MATERIALS PROVIDED:
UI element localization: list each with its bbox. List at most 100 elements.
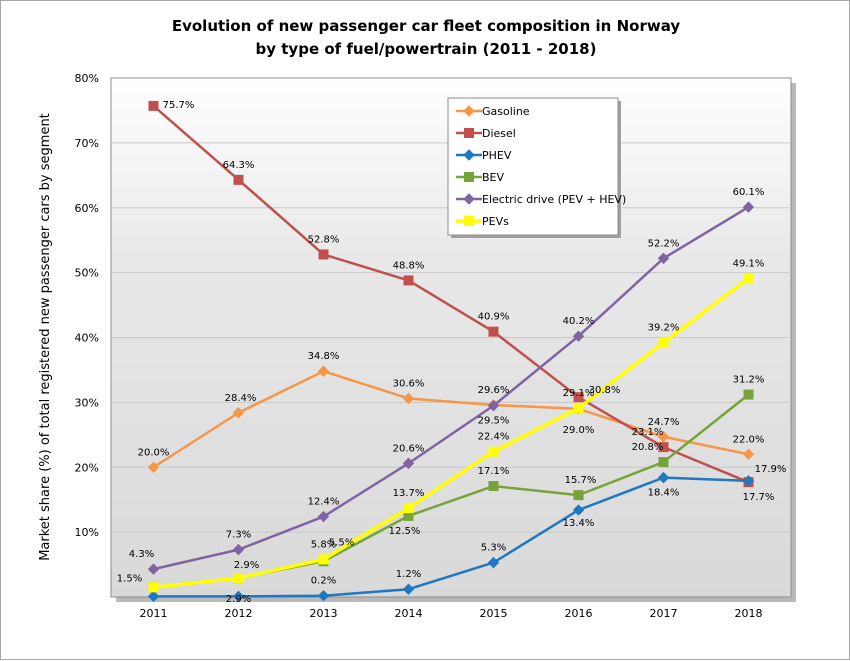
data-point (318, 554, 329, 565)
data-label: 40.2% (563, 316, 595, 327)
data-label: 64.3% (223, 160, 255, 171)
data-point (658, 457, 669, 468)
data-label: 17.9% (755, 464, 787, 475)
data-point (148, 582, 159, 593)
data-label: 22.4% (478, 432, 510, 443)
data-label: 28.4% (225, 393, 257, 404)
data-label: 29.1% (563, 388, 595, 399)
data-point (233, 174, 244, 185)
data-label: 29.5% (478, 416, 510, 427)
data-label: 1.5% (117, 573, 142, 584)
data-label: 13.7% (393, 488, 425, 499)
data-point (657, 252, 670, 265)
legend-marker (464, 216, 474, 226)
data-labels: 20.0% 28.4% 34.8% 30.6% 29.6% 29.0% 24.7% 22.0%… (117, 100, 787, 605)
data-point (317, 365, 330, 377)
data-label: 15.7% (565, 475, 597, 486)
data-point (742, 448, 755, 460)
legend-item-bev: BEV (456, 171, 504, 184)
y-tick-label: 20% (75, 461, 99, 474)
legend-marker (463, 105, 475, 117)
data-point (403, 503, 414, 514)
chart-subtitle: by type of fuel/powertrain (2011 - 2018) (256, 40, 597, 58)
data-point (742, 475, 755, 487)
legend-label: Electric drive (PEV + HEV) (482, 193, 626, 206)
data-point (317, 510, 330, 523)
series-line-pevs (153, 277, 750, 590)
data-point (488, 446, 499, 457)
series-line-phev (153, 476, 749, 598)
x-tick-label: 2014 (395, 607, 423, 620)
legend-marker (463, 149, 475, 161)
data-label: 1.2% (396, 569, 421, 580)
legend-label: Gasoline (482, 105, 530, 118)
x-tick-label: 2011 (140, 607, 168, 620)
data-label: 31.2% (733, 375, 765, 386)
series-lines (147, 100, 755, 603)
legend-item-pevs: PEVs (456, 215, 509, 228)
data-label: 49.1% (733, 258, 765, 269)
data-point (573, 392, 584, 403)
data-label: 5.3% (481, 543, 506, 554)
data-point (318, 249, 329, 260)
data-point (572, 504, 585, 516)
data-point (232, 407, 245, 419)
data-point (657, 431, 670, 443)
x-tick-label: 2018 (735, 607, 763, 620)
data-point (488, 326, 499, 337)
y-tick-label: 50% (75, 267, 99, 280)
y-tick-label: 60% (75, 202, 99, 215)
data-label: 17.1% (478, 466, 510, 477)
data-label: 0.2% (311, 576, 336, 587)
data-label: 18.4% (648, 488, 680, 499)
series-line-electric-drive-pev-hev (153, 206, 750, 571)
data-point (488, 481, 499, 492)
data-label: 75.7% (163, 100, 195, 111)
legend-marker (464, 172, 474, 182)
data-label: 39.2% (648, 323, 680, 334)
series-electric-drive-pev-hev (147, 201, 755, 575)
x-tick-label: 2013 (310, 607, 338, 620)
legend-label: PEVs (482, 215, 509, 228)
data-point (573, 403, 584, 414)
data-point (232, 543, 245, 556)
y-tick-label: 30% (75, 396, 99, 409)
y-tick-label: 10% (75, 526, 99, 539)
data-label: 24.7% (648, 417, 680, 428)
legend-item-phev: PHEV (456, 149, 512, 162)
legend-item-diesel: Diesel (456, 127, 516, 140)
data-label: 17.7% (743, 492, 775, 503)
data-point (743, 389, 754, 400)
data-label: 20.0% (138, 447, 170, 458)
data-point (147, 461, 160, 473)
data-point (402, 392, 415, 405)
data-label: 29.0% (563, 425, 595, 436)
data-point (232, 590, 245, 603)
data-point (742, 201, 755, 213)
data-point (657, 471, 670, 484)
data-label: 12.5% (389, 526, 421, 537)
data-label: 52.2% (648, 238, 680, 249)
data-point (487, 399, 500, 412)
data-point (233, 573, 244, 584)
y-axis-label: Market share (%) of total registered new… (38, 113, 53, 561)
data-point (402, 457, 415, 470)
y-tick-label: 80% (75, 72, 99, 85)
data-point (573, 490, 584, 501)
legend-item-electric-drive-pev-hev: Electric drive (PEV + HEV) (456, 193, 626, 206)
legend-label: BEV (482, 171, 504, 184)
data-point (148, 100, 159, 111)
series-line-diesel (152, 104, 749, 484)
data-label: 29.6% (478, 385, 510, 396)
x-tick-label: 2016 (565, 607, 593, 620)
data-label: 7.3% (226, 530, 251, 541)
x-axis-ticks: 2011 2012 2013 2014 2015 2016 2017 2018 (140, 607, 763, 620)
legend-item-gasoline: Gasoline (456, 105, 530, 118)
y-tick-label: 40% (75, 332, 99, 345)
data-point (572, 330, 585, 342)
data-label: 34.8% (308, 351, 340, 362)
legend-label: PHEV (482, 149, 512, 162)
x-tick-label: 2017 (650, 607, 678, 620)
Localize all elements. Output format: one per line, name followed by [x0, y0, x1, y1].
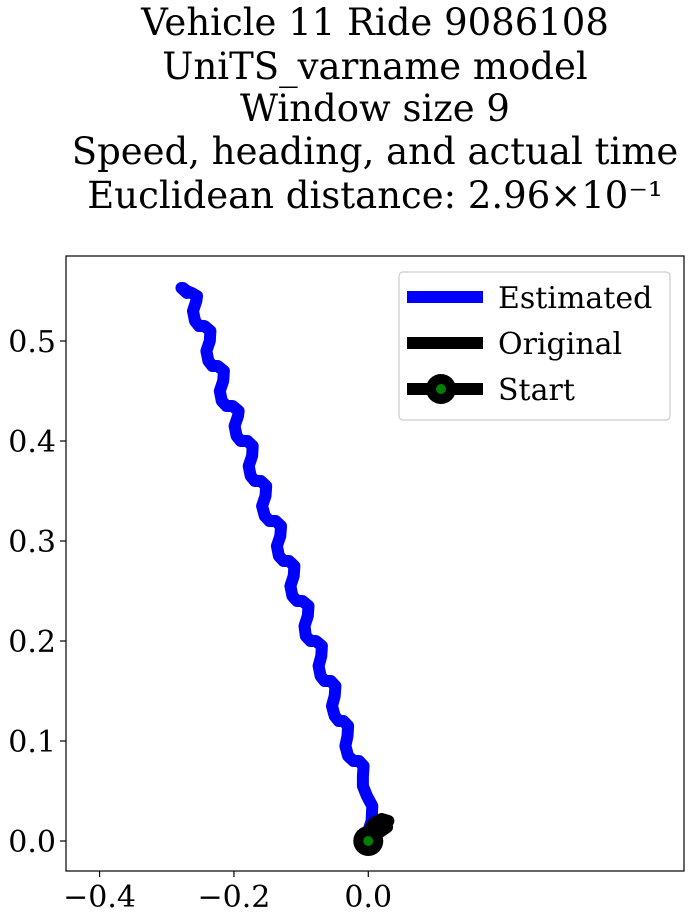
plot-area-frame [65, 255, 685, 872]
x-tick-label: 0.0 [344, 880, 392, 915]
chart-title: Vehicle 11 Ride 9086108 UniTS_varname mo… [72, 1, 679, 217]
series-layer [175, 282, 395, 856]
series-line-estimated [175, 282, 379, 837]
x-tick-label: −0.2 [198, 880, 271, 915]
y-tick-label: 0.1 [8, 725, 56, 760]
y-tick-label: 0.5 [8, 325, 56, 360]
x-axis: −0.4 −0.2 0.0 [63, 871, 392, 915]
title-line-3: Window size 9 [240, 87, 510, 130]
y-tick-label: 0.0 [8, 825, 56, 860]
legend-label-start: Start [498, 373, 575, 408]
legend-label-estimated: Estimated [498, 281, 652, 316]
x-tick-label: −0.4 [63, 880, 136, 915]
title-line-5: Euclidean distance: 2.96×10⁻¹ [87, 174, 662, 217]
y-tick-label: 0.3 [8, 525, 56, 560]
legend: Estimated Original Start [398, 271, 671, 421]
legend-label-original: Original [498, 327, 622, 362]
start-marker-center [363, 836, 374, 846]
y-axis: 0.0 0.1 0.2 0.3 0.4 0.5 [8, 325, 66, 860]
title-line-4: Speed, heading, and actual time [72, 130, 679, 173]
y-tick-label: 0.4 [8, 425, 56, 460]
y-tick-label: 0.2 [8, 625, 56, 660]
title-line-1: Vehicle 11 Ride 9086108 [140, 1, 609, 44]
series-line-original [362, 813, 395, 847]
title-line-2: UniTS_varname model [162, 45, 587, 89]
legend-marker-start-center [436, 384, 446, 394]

AIM: Reproduce all of the data above, substituting "x-axis-label" for "x-tick-label" wherever it occurs and leaving every other detail unchanged. Omit the pictures from your answer.

FULL OUTPUT:
UI element localization: list each with its bbox. List at most 100 elements.
data-point (318, 554, 329, 565)
data-label: 40.2% (563, 316, 595, 327)
data-label: 64.3% (223, 160, 255, 171)
data-point (658, 457, 669, 468)
data-label: 17.9% (755, 464, 787, 475)
data-point (148, 582, 159, 593)
data-label: 22.4% (478, 432, 510, 443)
data-label: 28.4% (225, 393, 257, 404)
data-label: 29.1% (563, 388, 595, 399)
data-point (233, 174, 244, 185)
data-label: 29.5% (478, 416, 510, 427)
data-label: 1.5% (117, 573, 142, 584)
data-label: 13.7% (393, 488, 425, 499)
data-point (657, 252, 670, 265)
legend-marker (464, 216, 474, 226)
data-labels: 20.0% 28.4% 34.8% 30.6% 29.6% 29.0% 24.7% 22.0%… (117, 100, 787, 605)
data-point (317, 365, 330, 377)
data-label: 15.7% (565, 475, 597, 486)
data-point (742, 448, 755, 460)
legend-item-bev: BEV (456, 171, 504, 184)
y-tick-label: 20% (75, 461, 99, 474)
legend-marker (463, 105, 475, 117)
data-point (403, 503, 414, 514)
chart-subtitle: by type of fuel/powertrain (2011 - 2018) (256, 40, 597, 58)
data-point (742, 475, 755, 487)
legend-label: Electric drive (PEV + HEV) (482, 193, 626, 206)
data-point (317, 510, 330, 523)
series-line-pevs (153, 277, 750, 590)
data-point (488, 446, 499, 457)
series-line-phev (153, 476, 749, 598)
x-axis-label: 2014 (395, 607, 423, 620)
legend-marker (463, 149, 475, 161)
data-label: 1.2% (396, 569, 421, 580)
legend-label: Gasoline (482, 105, 530, 118)
x-axis-label: 2011 (140, 607, 168, 620)
data-label: 31.2% (733, 375, 765, 386)
series-lines (147, 100, 755, 603)
legend-item-pevs: PEVs (456, 215, 509, 228)
data-label: 49.1% (733, 258, 765, 269)
data-point (573, 392, 584, 403)
data-label: 5.3% (481, 543, 506, 554)
data-point (318, 249, 329, 260)
data-point (572, 504, 585, 516)
data-point (232, 407, 245, 419)
data-point (657, 431, 670, 443)
x-axis-label: 2018 (735, 607, 763, 620)
data-point (488, 326, 499, 337)
y-tick-label: 50% (75, 267, 99, 280)
y-tick-label: 60% (75, 202, 99, 215)
data-label: 17.1% (478, 466, 510, 477)
data-label: 0.2% (311, 576, 336, 587)
data-label: 18.4% (648, 488, 680, 499)
series-line-electric-drive-pev-hev (153, 206, 750, 571)
data-point (488, 481, 499, 492)
data-label: 75.7% (163, 100, 195, 111)
legend-marker (464, 172, 474, 182)
data-label: 39.2% (648, 323, 680, 334)
series-electric-drive-pev-hev (147, 201, 755, 575)
x-axis-label: 2013 (310, 607, 338, 620)
legend-label: PEVs (482, 215, 509, 228)
data-point (573, 403, 584, 414)
data-point (232, 543, 245, 556)
y-tick-label: 30% (75, 396, 99, 409)
y-tick-label: 10% (75, 526, 99, 539)
data-label: 24.7% (648, 417, 680, 428)
legend-item-phev: PHEV (456, 149, 512, 162)
legend-item-diesel: Diesel (456, 127, 516, 140)
data-label: 17.7% (743, 492, 775, 503)
data-point (743, 389, 754, 400)
data-label: 20.0% (138, 447, 170, 458)
data-point (147, 461, 160, 473)
data-point (402, 392, 415, 405)
data-label: 29.0% (563, 425, 595, 436)
data-point (232, 590, 245, 603)
data-point (742, 201, 755, 213)
data-point (657, 471, 670, 484)
data-label: 12.5% (389, 526, 421, 537)
data-label: 52.2% (648, 238, 680, 249)
data-point (487, 399, 500, 412)
data-point (233, 573, 244, 584)
y-axis-label: Market share (%) of total registered new… (38, 113, 53, 561)
data-point (402, 457, 415, 470)
y-tick-label: 80% (75, 72, 99, 85)
data-point (573, 490, 584, 501)
legend-item-electric-drive-pev-hev: Electric drive (PEV + HEV) (456, 193, 626, 206)
legend-label: BEV (482, 171, 504, 184)
data-point (148, 100, 159, 111)
series-line-diesel (152, 104, 749, 484)
data-label: 29.6% (478, 385, 510, 396)
x-axis-label: 2016 (565, 607, 593, 620)
data-label: 7.3% (226, 530, 251, 541)
x-axis-ticks: 2011 2012 2013 2014 2015 2016 2017 2018 (140, 607, 763, 620)
legend-item-gasoline: Gasoline (456, 105, 530, 118)
y-tick-label: 40% (75, 332, 99, 345)
data-point (572, 330, 585, 342)
data-label: 34.8% (308, 351, 340, 362)
legend-label: PHEV (482, 149, 512, 162)
x-axis-label: 2017 (650, 607, 678, 620)
Localize all elements. Output format: one per line, name followed by [x0, y0, x1, y1].
plot-area-frame [65, 255, 685, 872]
x-axis-label: 0.0 [344, 880, 392, 915]
chart-title: Vehicle 11 Ride 9086108 UniTS_varname mo… [72, 1, 679, 217]
series-layer [175, 282, 395, 856]
series-line-estimated [175, 282, 379, 837]
x-axis-label: −0.2 [198, 880, 271, 915]
y-tick-label: 0.1 [8, 725, 56, 760]
y-tick-label: 0.5 [8, 325, 56, 360]
x-axis: −0.4 −0.2 0.0 [63, 871, 392, 915]
title-line-3: Window size 9 [240, 87, 510, 130]
y-tick-label: 0.0 [8, 825, 56, 860]
legend-label-start: Start [498, 373, 575, 408]
legend-label-estimated: Estimated [498, 281, 652, 316]
x-axis-label: −0.4 [63, 880, 136, 915]
title-line-5: Euclidean distance: 2.96×10⁻¹ [87, 174, 662, 217]
y-tick-label: 0.3 [8, 525, 56, 560]
legend: Estimated Original Start [398, 271, 671, 421]
legend-label-original: Original [498, 327, 622, 362]
start-marker-center [363, 836, 374, 846]
y-axis: 0.0 0.1 0.2 0.3 0.4 0.5 [8, 325, 66, 860]
title-line-4: Speed, heading, and actual time [72, 130, 679, 173]
y-tick-label: 0.4 [8, 425, 56, 460]
y-tick-label: 0.2 [8, 625, 56, 660]
title-line-1: Vehicle 11 Ride 9086108 [140, 1, 609, 44]
series-line-original [362, 813, 395, 847]
title-line-2: UniTS_varname model [162, 45, 587, 89]
legend-marker-start-center [436, 384, 446, 394]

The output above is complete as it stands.